[begin GIVEN RECORDS]

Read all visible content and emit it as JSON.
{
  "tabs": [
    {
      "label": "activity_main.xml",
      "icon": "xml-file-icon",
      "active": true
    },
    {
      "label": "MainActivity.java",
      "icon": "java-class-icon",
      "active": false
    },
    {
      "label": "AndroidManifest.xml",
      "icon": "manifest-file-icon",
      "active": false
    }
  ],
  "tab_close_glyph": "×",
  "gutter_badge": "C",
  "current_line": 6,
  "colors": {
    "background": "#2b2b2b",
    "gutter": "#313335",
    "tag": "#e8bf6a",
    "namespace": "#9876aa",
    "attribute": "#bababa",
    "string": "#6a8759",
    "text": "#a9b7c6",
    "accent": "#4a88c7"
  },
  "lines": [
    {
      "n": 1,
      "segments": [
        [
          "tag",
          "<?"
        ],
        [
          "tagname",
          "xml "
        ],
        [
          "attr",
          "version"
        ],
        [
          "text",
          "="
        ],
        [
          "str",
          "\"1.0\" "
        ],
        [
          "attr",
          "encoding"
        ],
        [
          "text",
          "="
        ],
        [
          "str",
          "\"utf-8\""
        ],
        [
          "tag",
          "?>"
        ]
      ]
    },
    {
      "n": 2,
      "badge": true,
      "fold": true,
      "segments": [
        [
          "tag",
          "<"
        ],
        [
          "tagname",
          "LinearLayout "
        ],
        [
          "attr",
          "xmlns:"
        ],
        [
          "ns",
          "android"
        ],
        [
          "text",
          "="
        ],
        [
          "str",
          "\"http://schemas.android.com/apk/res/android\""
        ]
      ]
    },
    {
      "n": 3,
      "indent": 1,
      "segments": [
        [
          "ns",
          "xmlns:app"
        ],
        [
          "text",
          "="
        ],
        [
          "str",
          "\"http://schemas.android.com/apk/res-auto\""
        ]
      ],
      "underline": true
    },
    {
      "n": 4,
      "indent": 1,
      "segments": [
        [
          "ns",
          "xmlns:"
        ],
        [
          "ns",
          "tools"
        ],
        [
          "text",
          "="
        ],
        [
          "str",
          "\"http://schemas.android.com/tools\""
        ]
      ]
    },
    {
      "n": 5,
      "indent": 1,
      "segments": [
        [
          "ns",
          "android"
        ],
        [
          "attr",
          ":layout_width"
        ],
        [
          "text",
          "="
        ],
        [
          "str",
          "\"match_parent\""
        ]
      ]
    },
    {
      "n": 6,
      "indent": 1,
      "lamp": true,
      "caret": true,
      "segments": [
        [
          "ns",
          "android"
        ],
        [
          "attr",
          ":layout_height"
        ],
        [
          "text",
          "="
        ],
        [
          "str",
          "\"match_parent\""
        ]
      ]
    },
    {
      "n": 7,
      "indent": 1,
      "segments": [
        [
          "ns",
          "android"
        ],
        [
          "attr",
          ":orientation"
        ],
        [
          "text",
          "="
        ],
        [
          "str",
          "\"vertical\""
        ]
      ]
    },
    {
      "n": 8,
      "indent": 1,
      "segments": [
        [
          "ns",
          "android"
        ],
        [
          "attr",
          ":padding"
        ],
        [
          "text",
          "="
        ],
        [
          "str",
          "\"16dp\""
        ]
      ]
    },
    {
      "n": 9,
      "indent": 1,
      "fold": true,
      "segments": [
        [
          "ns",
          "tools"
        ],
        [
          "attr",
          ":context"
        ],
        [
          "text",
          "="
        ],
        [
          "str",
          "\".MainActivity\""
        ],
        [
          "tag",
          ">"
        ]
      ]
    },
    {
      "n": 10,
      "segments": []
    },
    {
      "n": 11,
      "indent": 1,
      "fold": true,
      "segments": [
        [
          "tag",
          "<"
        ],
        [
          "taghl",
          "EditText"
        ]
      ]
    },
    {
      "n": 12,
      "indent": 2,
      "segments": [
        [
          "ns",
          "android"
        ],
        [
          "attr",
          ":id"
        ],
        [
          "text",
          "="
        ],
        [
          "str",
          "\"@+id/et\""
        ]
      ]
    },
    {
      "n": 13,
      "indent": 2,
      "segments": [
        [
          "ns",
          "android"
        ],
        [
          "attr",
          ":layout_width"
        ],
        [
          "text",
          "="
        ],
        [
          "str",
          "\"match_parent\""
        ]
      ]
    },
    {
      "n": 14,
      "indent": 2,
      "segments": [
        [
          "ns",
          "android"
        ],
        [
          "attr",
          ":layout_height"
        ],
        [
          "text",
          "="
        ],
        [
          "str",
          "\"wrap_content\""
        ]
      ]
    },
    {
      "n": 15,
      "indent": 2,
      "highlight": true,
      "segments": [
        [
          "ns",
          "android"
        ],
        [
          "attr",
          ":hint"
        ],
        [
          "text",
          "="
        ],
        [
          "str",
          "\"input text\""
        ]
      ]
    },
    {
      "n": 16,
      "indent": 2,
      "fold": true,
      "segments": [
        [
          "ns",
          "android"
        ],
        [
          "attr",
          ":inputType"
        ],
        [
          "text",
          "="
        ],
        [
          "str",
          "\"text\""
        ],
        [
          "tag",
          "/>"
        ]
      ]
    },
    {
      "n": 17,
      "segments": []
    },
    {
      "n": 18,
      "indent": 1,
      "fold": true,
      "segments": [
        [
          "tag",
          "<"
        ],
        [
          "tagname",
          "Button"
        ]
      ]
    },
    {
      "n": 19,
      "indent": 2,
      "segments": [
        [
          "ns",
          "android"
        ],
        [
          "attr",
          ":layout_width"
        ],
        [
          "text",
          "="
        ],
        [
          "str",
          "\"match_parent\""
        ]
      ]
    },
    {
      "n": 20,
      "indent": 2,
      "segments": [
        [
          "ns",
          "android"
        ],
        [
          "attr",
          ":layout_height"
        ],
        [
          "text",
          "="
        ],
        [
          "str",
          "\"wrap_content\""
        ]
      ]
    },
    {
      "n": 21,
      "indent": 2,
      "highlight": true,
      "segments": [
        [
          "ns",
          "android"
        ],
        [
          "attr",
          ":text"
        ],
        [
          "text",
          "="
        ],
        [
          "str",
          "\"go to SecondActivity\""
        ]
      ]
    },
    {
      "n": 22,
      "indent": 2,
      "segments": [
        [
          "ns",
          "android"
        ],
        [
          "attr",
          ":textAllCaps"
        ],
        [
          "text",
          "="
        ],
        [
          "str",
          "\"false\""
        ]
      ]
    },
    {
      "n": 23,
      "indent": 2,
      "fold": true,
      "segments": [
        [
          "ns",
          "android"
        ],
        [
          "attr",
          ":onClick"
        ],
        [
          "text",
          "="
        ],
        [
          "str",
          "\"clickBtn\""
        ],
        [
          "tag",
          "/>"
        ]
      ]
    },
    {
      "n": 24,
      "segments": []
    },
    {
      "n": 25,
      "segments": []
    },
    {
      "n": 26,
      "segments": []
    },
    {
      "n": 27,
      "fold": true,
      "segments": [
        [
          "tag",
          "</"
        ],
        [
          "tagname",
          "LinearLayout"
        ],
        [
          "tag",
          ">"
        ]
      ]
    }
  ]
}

[end GIVEN RECORDS]

All of the entries must be quoted exactly; please include each one.

**ANSWER TO THE PROBLEM:**
Read all visible content and emit it as JSON.
{
  "tabs": [
    {
      "label": "activity_main.xml",
      "icon": "xml-file-icon",
      "active": true
    },
    {
      "label": "MainActivity.java",
      "icon": "java-class-icon",
      "active": false
    },
    {
      "label": "AndroidManifest.xml",
      "icon": "manifest-file-icon",
      "active": false
    }
  ],
  "tab_close_glyph": "×",
  "gutter_badge": "C",
  "current_line": 6,
  "colors": {
    "background": "#2b2b2b",
    "gutter": "#313335",
    "tag": "#e8bf6a",
    "namespace": "#9876aa",
    "attribute": "#bababa",
    "string": "#6a8759",
    "text": "#a9b7c6",
    "accent": "#4a88c7"
  },
  "lines": [
    {
      "n": 1,
      "segments": [
        [
          "tag",
          "<?"
        ],
        [
          "tagname",
          "xml "
        ],
        [
          "attr",
          "version"
        ],
        [
          "text",
          "="
        ],
        [
          "str",
          "\"1.0\" "
        ],
        [
          "attr",
          "encoding"
        ],
        [
          "text",
          "="
        ],
        [
          "str",
          "\"utf-8\""
        ],
        [
          "tag",
          "?>"
        ]
      ]
    },
    {
      "n": 2,
      "badge": true,
      "fold": true,
      "segments": [
        [
          "tag",
          "<"
        ],
        [
          "tagname",
          "LinearLayout "
        ],
        [
          "attr",
          "xmlns:"
        ],
        [
          "ns",
          "android"
        ],
        [
          "text",
          "="
        ],
        [
          "str",
          "\"http://schemas.android.com/apk/res/android\""
        ]
      ]
    },
    {
      "n": 3,
      "indent": 1,
      "segments": [
        [
          "ns",
          "xmlns:app"
        ],
        [
          "text",
          "="
        ],
        [
          "str",
          "\"http://schemas.android.com/apk/res-auto\""
        ]
      ],
      "underline": true
    },
    {
      "n": 4,
      "indent": 1,
      "segments": [
        [
          "ns",
          "xmlns:"
        ],
        [
          "ns",
          "tools"
        ],
        [
          "text",
          "="
        ],
        [
          "str",
          "\"http://schemas.android.com/tools\""
        ]
      ]
    },
    {
      "n": 5,
      "indent": 1,
      "segments": [
        [
          "ns",
          "android"
        ],
        [
          "attr",
          ":layout_width"
        ],
        [
          "text",
          "="
        ],
        [
          "str",
          "\"match_parent\""
        ]
      ]
    },
    {
      "n": 6,
      "indent": 1,
      "lamp": true,
      "caret": true,
      "segments": [
        [
          "ns",
          "android"
        ],
        [
          "attr",
          ":layout_height"
        ],
        [
          "text",
          "="
        ],
        [
          "str",
          "\"match_parent\""
        ]
      ]
    },
    {
      "n": 7,
      "indent": 1,
      "segments": [
        [
          "ns",
          "android"
        ],
        [
          "attr",
          ":orientation"
        ],
        [
          "text",
          "="
        ],
        [
          "str",
          "\"vertical\""
        ]
      ]
    },
    {
      "n": 8,
      "indent": 1,
      "segments": [
        [
          "ns",
          "android"
        ],
        [
          "attr",
          ":padding"
        ],
        [
          "text",
          "="
        ],
        [
          "str",
          "\"16dp\""
        ]
      ]
    },
    {
      "n": 9,
      "indent": 1,
      "fold": true,
      "segments": [
        [
          "ns",
          "tools"
        ],
        [
          "attr",
          ":context"
        ],
        [
          "text",
          "="
        ],
        [
          "str",
          "\".MainActivity\""
        ],
        [
          "tag",
          ">"
        ]
      ]
    },
    {
      "n": 10,
      "segments": []
    },
    {
      "n": 11,
      "indent": 1,
      "fold": true,
      "segments": [
        [
          "tag",
          "<"
        ],
        [
          "taghl",
          "EditText"
        ]
      ]
    },
    {
      "n": 12,
      "indent": 2,
      "segments": [
        [
          "ns",
          "android"
        ],
        [
          "attr",
          ":id"
        ],
        [
          "text",
          "="
        ],
        [
          "str",
          "\"@+id/et\""
        ]
      ]
    },
    {
      "n": 13,
      "indent": 2,
      "segments": [
        [
          "ns",
          "android"
        ],
        [
          "attr",
          ":layout_width"
        ],
        [
          "text",
          "="
        ],
        [
          "str",
          "\"match_parent\""
        ]
      ]
    },
    {
      "n": 14,
      "indent": 2,
      "segments": [
        [
          "ns",
          "android"
        ],
        [
          "attr",
          ":layout_height"
        ],
        [
          "text",
          "="
        ],
        [
          "str",
          "\"wrap_content\""
        ]
      ]
    },
    {
      "n": 15,
      "indent": 2,
      "highlight": true,
      "segments": [
        [
          "ns",
          "android"
        ],
        [
          "attr",
          ":hint"
        ],
        [
          "text",
          "="
        ],
        [
          "str",
          "\"input text\""
        ]
      ]
    },
    {
      "n": 16,
      "indent": 2,
      "fold": true,
      "segments": [
        [
          "ns",
          "android"
        ],
        [
          "attr",
          ":inputType"
        ],
        [
          "text",
          "="
        ],
        [
          "str",
          "\"text\""
        ],
        [
          "tag",
          "/>"
        ]
      ]
    },
    {
      "n": 17,
      "segments": []
    },
    {
      "n": 18,
      "indent": 1,
      "fold": true,
      "segments": [
        [
          "tag",
          "<"
        ],
        [
          "tagname",
          "Button"
        ]
      ]
    },
    {
      "n": 19,
      "indent": 2,
      "segments": [
        [
          "ns",
          "android"
        ],
        [
          "attr",
          ":layout_width"
        ],
        [
          "text",
          "="
        ],
        [
          "str",
          "\"match_parent\""
        ]
      ]
    },
    {
      "n": 20,
      "indent": 2,
      "segments": [
        [
          "ns",
          "android"
        ],
        [
          "attr",
          ":layout_height"
        ],
        [
          "text",
          "="
        ],
        [
          "str",
          "\"wrap_content\""
        ]
      ]
    },
    {
      "n": 21,
      "indent": 2,
      "highlight": true,
      "segments": [
        [
          "ns",
          "android"
        ],
        [
          "attr",
          ":text"
        ],
        [
          "text",
          "="
        ],
        [
          "str",
          "\"go to SecondActivity\""
        ]
      ]
    },
    {
      "n": 22,
      "indent": 2,
      "segments": [
        [
          "ns",
          "android"
        ],
        [
          "attr",
          ":textAllCaps"
        ],
        [
          "text",
          "="
        ],
        [
          "str",
          "\"false\""
        ]
      ]
    },
    {
      "n": 23,
      "indent": 2,
      "fold": true,
      "segments": [
        [
          "ns",
          "android"
        ],
        [
          "attr",
          ":onClick"
        ],
        [
          "text",
          "="
        ],
        [
          "str",
          "\"clickBtn\""
        ],
        [
          "tag",
          "/>"
        ]
      ]
    },
    {
      "n": 24,
      "segments": []
    },
    {
      "n": 25,
      "segments": []
    },
    {
      "n": 26,
      "segments": []
    },
    {
      "n": 27,
      "fold": true,
      "segments": [
        [
          "tag",
          "</"
        ],
        [
          "tagname",
          "LinearLayout"
        ],
        [
          "tag",
          ">"
        ]
      ]
    }
  ]
}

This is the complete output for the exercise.